#### [Exercise details]
Show every line where "result" occurs.

#### [Records supplied]
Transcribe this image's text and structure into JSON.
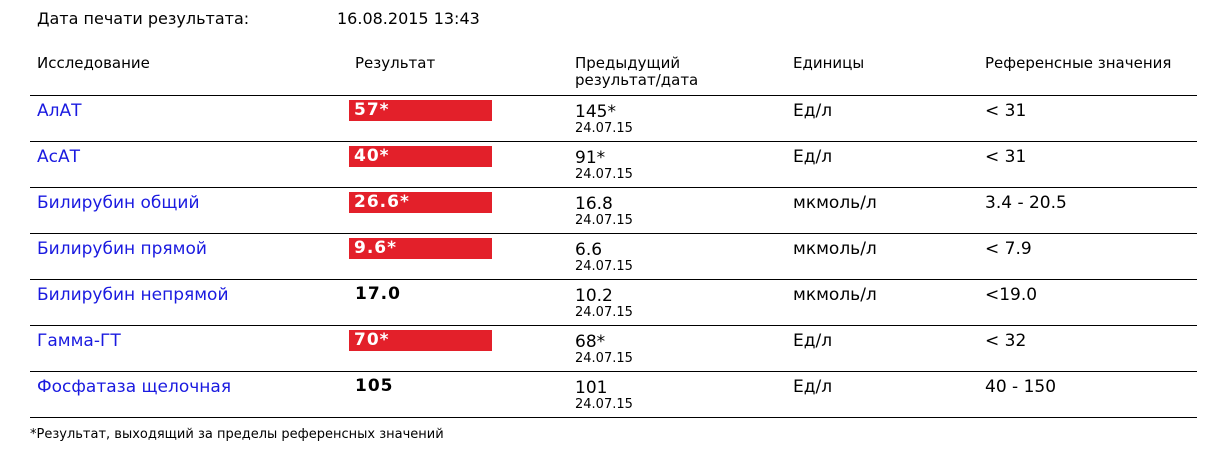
{
  "print_date": {
    "label": "Дата печати результата:",
    "value": "16.08.2015 13:43"
  },
  "table": {
    "headers": [
      "Исследование",
      "Результат",
      "Предыдущий результат/дата",
      "Единицы",
      "Референсные значения"
    ],
    "rows": [
      {
        "name": "АлАТ",
        "result": "57*",
        "highlight": true,
        "previous": "145*",
        "previous_date": "24.07.15",
        "units": "Ед/л",
        "reference": "< 31"
      },
      {
        "name": "АсАТ",
        "result": "40*",
        "highlight": true,
        "previous": "91*",
        "previous_date": "24.07.15",
        "units": "Ед/л",
        "reference": "< 31"
      },
      {
        "name": "Билирубин общий",
        "result": "26.6*",
        "highlight": true,
        "previous": "16.8",
        "previous_date": "24.07.15",
        "units": "мкмоль/л",
        "reference": "3.4 - 20.5"
      },
      {
        "name": "Билирубин прямой",
        "result": "9.6*",
        "highlight": true,
        "previous": "6.6",
        "previous_date": "24.07.15",
        "units": "мкмоль/л",
        "reference": "< 7.9"
      },
      {
        "name": "Билирубин непрямой",
        "result": "17.0",
        "highlight": false,
        "previous": "10.2",
        "previous_date": "24.07.15",
        "units": "мкмоль/л",
        "reference": "<19.0"
      },
      {
        "name": "Гамма-ГТ",
        "result": "70*",
        "highlight": true,
        "previous": "68*",
        "previous_date": "24.07.15",
        "units": "Ед/л",
        "reference": "< 32"
      },
      {
        "name": "Фосфатаза щелочная",
        "result": "105",
        "highlight": false,
        "previous": "101",
        "previous_date": "24.07.15",
        "units": "Ед/л",
        "reference": "40 - 150"
      }
    ]
  },
  "footnote": "*Результат, выходящий за пределы референсных значений"
}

#### [Exercise output]
        "result": "57*",
        "result": "40*",
        "result": "26.6*",
        "result": "9.6*",
        "result": "17.0",
        "result": "70*",
        "result": "105",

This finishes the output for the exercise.